### WORK TO DO:
Go through the material and pull out every line with the string "content" in it.

### AVAILABLE DATA:
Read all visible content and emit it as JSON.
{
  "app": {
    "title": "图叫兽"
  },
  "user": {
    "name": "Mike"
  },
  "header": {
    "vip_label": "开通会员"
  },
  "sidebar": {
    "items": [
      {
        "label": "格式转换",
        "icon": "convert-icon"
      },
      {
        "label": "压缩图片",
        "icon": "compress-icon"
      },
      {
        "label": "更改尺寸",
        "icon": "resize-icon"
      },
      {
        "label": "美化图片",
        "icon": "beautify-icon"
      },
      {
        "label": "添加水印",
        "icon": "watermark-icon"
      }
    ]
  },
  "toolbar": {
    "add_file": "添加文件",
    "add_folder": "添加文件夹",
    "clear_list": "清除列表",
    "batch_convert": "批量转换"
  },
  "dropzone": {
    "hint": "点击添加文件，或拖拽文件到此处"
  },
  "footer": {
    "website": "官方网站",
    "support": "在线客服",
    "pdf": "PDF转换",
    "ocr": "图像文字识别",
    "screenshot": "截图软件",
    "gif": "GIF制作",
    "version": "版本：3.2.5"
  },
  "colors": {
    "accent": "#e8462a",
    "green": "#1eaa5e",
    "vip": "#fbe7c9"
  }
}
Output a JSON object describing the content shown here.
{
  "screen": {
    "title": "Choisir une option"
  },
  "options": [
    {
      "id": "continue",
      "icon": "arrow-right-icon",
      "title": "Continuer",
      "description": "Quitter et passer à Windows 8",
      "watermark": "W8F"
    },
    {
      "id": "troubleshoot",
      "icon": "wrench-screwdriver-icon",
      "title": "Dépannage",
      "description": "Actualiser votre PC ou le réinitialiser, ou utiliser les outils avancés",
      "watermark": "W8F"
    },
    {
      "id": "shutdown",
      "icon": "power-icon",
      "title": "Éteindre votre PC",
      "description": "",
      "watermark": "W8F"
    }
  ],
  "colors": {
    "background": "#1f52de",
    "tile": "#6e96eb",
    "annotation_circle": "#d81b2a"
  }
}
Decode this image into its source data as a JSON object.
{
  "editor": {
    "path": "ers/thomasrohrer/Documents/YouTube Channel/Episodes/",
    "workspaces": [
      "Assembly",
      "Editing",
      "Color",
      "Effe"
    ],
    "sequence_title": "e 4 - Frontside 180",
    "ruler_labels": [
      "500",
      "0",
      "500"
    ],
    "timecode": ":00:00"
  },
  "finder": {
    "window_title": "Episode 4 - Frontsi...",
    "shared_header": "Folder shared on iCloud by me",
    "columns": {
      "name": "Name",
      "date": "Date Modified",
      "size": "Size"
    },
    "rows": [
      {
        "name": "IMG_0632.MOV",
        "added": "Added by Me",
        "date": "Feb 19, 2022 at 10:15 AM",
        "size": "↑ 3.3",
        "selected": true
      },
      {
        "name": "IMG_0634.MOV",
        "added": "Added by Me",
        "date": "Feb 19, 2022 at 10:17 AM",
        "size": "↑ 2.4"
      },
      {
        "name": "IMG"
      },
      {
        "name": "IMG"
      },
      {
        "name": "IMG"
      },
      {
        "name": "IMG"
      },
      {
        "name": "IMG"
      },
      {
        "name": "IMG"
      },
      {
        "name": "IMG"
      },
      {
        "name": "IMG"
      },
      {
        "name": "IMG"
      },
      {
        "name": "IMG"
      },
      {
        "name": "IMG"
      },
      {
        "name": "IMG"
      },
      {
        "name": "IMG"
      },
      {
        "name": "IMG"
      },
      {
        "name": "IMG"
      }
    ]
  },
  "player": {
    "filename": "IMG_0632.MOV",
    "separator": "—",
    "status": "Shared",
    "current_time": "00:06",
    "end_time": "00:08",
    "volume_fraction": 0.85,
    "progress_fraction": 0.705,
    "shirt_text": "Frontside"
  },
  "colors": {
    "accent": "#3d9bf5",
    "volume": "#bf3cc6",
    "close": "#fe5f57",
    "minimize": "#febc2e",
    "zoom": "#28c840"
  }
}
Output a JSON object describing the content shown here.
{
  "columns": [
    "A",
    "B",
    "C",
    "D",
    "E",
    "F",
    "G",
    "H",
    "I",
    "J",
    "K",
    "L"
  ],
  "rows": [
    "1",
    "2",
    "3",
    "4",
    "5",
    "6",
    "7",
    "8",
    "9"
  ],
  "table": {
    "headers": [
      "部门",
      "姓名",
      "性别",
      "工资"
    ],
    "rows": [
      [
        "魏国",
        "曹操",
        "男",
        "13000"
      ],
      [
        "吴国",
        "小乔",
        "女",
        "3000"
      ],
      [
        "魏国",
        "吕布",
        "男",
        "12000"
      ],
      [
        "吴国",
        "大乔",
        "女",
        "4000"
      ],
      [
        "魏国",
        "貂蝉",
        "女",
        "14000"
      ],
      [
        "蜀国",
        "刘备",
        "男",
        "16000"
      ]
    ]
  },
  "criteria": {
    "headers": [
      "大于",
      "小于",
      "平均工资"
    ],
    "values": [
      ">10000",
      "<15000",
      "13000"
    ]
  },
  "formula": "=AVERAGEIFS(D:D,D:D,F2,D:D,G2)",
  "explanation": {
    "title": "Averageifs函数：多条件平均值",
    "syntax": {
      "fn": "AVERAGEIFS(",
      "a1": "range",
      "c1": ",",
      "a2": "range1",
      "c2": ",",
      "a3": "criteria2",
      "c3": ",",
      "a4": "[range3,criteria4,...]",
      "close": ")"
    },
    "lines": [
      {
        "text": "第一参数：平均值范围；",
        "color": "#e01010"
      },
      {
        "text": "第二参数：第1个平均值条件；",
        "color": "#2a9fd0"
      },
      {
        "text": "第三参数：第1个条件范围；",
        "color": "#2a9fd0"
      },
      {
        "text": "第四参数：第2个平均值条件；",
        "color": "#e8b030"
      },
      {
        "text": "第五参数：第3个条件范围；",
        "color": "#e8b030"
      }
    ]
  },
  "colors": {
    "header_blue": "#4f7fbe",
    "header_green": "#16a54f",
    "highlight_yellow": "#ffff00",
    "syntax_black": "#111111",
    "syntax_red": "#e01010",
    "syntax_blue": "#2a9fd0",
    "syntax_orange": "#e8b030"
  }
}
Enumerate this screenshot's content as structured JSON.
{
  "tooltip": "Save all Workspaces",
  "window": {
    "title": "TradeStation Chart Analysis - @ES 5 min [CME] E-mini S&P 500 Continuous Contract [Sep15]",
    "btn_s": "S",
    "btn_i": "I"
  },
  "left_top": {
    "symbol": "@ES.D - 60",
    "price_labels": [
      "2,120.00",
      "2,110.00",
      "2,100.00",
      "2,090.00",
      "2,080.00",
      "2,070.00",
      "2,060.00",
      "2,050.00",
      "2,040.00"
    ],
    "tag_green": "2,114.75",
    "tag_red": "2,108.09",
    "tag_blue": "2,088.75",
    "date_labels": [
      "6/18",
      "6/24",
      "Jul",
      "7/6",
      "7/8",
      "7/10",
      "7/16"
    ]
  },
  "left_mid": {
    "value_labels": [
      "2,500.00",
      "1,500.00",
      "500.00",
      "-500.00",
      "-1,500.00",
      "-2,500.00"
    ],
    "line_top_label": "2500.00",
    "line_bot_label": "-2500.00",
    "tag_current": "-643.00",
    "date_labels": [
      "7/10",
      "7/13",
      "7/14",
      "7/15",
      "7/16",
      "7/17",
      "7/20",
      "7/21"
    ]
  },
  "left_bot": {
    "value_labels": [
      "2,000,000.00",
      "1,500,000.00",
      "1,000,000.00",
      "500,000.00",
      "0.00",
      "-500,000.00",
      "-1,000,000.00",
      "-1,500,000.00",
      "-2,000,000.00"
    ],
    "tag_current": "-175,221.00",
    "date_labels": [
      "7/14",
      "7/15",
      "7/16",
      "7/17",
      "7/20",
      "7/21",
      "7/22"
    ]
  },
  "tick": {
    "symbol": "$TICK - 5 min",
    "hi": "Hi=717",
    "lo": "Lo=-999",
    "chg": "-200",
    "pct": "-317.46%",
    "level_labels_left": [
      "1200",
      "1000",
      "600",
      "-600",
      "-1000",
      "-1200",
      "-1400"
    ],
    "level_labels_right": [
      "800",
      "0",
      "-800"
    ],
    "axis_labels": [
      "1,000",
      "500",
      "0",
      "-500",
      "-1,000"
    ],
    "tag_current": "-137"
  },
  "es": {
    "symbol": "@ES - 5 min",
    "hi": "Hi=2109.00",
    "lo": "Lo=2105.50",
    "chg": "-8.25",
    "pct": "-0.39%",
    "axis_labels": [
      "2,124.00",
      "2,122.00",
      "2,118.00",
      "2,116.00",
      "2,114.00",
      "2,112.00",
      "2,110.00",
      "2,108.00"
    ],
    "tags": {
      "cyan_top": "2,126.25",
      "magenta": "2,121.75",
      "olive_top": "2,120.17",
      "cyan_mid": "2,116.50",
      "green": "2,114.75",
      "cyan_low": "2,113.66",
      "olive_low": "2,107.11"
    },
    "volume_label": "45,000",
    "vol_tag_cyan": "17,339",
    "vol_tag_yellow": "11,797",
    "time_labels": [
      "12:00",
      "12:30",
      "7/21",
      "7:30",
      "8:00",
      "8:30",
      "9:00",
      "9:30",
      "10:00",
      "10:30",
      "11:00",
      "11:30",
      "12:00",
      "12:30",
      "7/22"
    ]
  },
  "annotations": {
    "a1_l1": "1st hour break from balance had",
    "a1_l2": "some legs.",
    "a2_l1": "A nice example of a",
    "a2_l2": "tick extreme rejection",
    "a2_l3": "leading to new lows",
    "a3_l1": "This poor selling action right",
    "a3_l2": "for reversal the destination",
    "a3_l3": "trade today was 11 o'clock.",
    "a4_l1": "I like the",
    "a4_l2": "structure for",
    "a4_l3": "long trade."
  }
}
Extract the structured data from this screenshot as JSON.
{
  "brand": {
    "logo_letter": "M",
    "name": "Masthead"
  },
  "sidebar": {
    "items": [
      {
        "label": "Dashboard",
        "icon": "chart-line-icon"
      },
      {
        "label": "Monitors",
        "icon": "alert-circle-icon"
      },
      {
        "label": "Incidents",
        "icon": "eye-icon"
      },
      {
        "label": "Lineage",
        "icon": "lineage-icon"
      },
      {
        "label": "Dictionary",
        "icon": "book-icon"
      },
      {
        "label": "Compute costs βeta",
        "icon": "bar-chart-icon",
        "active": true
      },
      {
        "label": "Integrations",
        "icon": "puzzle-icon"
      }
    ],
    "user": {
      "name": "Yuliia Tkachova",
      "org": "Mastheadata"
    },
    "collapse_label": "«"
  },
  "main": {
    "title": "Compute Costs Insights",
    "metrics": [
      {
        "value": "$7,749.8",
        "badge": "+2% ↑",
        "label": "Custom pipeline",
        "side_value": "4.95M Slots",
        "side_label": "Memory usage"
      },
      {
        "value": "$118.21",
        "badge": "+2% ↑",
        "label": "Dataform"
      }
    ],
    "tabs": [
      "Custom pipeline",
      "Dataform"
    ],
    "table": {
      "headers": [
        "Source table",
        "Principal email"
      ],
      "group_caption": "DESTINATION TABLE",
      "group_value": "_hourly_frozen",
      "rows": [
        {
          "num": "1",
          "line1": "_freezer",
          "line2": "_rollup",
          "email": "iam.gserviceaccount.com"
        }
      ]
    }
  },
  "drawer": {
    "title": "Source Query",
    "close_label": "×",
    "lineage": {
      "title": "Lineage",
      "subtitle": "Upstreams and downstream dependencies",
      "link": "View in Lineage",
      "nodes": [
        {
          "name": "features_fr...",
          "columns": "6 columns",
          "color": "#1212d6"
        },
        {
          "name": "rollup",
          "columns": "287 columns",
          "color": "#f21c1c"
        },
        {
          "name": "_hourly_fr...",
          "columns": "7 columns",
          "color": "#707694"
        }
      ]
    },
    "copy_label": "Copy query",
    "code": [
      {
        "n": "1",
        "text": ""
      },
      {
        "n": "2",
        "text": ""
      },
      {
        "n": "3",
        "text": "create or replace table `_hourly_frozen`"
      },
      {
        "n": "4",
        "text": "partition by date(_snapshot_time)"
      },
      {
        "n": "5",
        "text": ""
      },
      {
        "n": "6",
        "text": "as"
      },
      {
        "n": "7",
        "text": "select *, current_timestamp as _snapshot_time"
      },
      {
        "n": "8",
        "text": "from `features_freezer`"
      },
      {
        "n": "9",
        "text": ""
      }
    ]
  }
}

### ANSWER FOR THE TASK:
Read all visible content and emit it as JSON.
Output a JSON object describing the content shown here.
Output a JSON object describing the content shown here.
Enumerate this screenshot's content as structured JSON.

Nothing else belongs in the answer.